<<<<

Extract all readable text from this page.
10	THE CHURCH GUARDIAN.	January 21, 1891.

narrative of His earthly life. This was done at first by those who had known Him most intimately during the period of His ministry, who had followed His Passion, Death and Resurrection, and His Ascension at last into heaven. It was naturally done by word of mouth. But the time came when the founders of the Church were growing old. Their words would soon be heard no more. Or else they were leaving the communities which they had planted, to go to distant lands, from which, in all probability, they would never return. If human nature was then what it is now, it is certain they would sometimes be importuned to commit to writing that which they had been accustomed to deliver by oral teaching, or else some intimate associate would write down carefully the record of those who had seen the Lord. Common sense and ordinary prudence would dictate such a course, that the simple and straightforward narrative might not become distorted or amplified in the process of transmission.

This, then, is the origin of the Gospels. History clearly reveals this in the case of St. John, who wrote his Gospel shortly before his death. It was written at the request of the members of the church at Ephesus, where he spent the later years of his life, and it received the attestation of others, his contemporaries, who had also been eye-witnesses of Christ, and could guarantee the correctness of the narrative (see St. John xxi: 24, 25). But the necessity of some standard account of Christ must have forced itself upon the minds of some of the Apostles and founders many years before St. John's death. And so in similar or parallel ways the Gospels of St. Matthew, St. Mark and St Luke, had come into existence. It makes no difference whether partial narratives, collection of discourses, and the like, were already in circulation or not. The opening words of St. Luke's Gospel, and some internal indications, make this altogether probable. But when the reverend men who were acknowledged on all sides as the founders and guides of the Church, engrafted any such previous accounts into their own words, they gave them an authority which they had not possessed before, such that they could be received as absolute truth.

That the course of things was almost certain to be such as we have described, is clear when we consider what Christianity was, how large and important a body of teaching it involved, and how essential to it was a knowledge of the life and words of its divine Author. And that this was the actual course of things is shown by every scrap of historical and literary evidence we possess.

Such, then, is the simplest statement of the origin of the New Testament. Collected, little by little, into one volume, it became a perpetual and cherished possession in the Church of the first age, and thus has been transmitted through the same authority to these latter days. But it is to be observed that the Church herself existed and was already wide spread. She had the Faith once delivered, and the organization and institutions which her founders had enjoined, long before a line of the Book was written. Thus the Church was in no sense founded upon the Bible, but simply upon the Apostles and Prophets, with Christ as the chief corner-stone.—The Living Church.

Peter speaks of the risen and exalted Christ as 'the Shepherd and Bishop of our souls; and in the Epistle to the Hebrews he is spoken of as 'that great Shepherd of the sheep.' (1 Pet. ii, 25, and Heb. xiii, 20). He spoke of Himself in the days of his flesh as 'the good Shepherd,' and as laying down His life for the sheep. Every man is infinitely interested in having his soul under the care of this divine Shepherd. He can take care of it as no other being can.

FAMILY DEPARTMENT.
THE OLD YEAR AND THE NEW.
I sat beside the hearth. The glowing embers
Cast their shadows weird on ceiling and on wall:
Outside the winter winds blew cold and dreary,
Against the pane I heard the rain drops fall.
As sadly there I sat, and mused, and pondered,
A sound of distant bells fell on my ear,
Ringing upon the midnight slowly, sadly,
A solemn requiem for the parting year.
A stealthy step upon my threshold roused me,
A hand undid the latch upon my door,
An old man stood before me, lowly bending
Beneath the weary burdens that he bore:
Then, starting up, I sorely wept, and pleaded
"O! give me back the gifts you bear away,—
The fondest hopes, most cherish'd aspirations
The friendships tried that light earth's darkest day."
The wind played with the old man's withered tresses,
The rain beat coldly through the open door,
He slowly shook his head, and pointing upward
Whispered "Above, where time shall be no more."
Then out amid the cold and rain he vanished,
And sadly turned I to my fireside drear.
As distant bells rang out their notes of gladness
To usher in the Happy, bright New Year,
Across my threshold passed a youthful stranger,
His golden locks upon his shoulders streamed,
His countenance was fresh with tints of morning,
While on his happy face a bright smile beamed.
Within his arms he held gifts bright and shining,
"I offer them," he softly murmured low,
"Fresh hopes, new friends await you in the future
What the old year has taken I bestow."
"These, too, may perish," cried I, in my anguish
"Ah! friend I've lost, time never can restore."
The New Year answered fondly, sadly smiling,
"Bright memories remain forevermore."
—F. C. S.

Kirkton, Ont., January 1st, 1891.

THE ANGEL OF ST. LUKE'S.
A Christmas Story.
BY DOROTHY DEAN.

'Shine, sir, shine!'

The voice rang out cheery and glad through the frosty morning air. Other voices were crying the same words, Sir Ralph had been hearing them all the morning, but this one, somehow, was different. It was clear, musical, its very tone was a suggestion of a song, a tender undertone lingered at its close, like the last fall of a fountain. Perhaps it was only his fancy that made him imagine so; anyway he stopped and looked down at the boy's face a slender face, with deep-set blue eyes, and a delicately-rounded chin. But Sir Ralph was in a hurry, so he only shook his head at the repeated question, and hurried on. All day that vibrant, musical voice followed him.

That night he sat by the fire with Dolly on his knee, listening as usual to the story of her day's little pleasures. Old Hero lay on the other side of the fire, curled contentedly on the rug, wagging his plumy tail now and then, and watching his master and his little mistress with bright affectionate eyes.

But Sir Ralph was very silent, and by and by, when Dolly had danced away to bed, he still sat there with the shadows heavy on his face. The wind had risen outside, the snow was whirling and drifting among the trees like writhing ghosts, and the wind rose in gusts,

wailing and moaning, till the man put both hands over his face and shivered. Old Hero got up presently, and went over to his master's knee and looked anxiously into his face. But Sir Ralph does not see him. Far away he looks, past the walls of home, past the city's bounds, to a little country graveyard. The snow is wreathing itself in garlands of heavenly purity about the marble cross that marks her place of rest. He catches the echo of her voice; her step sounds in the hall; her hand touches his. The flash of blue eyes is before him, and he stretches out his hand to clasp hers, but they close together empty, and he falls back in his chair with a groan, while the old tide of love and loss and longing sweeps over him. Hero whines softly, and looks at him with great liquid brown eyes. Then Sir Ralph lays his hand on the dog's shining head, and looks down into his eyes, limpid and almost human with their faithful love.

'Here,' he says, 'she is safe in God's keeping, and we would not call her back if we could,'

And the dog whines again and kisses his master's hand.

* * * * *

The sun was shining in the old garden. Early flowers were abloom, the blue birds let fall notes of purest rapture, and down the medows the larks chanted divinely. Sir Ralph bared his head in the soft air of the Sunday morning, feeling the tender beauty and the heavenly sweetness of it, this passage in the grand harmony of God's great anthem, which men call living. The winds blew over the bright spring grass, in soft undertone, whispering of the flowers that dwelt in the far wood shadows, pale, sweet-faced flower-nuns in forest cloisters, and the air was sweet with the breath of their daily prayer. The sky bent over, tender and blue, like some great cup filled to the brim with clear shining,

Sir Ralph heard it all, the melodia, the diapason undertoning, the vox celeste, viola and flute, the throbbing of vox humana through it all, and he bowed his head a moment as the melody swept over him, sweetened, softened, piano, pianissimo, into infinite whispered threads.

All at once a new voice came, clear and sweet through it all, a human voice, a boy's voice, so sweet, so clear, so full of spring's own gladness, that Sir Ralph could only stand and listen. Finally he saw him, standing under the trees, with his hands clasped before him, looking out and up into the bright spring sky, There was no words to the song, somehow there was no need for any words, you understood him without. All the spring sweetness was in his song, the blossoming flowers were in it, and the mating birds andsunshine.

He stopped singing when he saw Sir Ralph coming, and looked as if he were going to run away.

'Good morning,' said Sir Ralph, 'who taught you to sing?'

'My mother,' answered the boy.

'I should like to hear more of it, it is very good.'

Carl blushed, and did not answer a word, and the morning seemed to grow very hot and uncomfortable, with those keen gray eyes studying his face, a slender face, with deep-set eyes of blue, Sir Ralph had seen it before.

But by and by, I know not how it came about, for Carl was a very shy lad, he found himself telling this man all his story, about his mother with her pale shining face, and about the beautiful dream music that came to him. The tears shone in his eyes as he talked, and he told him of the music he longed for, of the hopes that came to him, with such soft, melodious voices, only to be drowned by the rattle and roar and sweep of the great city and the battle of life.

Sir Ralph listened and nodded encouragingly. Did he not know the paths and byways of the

>>>>

Exercise brief: Show the lines of the material that contain the word "risen".

Written solution:
Peter speaks of the risen and exalted Christ as 'the Shepherd and Bishop of our souls; and in the Epistle to the Hebrews he is spoken of as 'that great Shepherd of the sheep.' (1 Pet. ii, 25, and Heb. xiii, 20). He spoke of Himself in the days of his flesh as 'the good Shepherd,' and as laying down His life for the sheep. Every man is infinitely interested in having his soul under the care of this divine Shepherd. He can take care of it as no other being can.
But Sir Ralph was very silent, and by and by, when Dolly had danced away to bed, he still sat there with the shadows heavy on his face. The wind had risen outside, the snow was whirling and drifting among the trees like writhing ghosts, and the wind rose in gusts,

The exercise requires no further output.